Start of Material to process

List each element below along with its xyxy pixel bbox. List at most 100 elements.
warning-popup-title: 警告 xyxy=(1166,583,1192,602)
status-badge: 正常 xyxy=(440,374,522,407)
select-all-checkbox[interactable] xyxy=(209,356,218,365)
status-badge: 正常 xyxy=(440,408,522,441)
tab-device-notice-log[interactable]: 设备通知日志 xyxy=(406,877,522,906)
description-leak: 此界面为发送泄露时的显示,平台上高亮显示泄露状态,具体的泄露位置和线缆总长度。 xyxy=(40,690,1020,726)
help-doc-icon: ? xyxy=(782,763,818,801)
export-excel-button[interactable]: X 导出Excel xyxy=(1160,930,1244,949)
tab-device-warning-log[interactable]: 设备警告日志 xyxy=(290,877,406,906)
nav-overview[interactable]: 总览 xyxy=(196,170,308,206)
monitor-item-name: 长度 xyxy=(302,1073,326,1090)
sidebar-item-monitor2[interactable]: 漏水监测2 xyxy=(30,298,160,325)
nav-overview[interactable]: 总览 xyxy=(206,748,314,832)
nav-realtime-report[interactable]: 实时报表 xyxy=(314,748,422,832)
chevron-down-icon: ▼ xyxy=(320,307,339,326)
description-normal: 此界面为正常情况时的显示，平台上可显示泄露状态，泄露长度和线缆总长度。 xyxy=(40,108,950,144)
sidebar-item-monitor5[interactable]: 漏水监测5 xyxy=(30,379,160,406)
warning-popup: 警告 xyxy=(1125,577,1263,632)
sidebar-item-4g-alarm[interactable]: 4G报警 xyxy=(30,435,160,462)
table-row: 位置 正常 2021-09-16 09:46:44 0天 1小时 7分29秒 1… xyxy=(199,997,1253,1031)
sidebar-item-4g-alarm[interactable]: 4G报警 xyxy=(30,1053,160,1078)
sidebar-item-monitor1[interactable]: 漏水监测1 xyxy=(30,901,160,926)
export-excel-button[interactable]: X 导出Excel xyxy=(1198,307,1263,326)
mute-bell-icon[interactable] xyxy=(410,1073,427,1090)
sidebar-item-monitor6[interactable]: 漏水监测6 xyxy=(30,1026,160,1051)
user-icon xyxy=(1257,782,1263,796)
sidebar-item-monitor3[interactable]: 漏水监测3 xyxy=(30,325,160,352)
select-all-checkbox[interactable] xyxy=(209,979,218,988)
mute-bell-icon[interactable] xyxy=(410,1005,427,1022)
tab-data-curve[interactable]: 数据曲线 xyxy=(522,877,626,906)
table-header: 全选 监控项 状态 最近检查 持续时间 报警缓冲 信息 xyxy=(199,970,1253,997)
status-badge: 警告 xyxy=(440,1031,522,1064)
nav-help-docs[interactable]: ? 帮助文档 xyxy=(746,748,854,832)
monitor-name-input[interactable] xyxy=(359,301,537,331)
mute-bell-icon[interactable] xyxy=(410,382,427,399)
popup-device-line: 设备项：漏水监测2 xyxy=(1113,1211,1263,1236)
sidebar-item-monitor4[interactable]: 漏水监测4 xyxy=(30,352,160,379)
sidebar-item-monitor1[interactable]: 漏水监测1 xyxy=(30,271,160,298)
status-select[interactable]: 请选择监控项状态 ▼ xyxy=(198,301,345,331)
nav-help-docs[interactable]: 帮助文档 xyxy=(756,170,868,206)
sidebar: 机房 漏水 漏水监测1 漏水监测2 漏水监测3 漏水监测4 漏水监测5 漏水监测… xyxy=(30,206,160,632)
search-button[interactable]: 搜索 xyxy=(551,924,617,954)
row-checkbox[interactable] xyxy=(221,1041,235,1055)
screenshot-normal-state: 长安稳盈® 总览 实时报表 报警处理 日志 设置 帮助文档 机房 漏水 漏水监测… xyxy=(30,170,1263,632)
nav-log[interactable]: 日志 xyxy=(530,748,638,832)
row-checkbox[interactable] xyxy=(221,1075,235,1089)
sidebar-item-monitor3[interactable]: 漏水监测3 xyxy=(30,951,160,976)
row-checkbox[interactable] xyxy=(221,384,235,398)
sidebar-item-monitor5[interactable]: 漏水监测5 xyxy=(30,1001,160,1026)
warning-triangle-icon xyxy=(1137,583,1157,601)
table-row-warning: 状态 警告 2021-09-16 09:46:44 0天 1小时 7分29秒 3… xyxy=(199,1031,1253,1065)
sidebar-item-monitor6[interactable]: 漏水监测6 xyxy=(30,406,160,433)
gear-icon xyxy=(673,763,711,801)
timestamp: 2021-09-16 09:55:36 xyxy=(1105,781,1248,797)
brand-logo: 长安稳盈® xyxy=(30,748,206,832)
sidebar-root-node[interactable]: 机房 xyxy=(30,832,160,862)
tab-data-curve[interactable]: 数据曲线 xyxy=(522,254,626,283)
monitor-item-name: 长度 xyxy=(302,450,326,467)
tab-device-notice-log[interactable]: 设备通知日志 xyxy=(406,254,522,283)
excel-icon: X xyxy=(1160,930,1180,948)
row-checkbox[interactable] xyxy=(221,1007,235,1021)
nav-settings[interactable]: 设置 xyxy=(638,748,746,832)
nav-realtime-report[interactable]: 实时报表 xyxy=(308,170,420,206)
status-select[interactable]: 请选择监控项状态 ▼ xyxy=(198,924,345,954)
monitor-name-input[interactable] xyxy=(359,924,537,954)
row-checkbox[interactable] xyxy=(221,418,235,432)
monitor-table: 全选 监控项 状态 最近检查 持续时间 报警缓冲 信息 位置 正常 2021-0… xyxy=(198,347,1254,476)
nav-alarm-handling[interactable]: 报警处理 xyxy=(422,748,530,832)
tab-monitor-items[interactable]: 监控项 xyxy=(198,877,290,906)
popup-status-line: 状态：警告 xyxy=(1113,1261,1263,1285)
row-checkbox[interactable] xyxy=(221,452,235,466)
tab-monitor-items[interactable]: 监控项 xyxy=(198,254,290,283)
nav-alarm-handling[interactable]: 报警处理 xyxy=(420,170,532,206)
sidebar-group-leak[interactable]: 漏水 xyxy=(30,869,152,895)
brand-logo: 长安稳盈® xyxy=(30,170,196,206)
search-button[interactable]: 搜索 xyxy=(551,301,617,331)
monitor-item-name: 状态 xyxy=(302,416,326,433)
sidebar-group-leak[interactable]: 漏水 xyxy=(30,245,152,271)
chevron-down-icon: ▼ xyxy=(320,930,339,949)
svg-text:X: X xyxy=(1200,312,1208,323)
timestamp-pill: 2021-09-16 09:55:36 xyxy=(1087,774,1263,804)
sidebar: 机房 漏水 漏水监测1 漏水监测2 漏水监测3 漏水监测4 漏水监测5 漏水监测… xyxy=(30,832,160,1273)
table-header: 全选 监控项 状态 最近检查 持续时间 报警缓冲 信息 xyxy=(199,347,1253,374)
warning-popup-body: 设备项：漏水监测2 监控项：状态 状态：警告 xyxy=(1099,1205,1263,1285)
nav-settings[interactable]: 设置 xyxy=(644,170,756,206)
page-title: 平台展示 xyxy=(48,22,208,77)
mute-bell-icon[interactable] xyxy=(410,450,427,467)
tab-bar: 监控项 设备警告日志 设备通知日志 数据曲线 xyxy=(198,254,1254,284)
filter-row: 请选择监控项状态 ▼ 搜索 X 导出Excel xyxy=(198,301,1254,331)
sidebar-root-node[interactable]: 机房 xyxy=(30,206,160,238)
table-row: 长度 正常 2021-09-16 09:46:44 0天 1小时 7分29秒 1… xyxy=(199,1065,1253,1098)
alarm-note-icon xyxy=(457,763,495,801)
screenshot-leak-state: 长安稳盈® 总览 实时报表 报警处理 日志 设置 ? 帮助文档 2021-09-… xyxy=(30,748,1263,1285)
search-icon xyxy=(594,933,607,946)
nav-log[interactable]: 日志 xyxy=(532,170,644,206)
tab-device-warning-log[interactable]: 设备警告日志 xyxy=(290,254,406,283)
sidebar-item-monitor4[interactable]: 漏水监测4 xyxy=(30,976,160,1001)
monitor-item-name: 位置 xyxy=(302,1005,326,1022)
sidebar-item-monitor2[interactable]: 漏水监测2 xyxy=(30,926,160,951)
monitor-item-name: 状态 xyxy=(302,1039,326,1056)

End of Material to process

▸ Task statement: Rewrite the material as a numbered list, from its first line through the line containing "help-doc-icon: ? xyxy=(782,763,818,801)", both included, and leave out any blank lines.

▸ Completed exercise:
1. List each element below along with its xyxy pixel bbox. List at most 100 elements.
2. warning-popup-title: 警告 xyxy=(1166,583,1192,602)
3. status-badge: 正常 xyxy=(440,374,522,407)
4. select-all-checkbox[interactable] xyxy=(209,356,218,365)
5. status-badge: 正常 xyxy=(440,408,522,441)
6. tab-device-notice-log[interactable]: 设备通知日志 xyxy=(406,877,522,906)
7. description-leak: 此界面为发送泄露时的显示,平台上高亮显示泄露状态,具体的泄露位置和线缆总长度。 xyxy=(40,690,1020,726)
8. help-doc-icon: ? xyxy=(782,763,818,801)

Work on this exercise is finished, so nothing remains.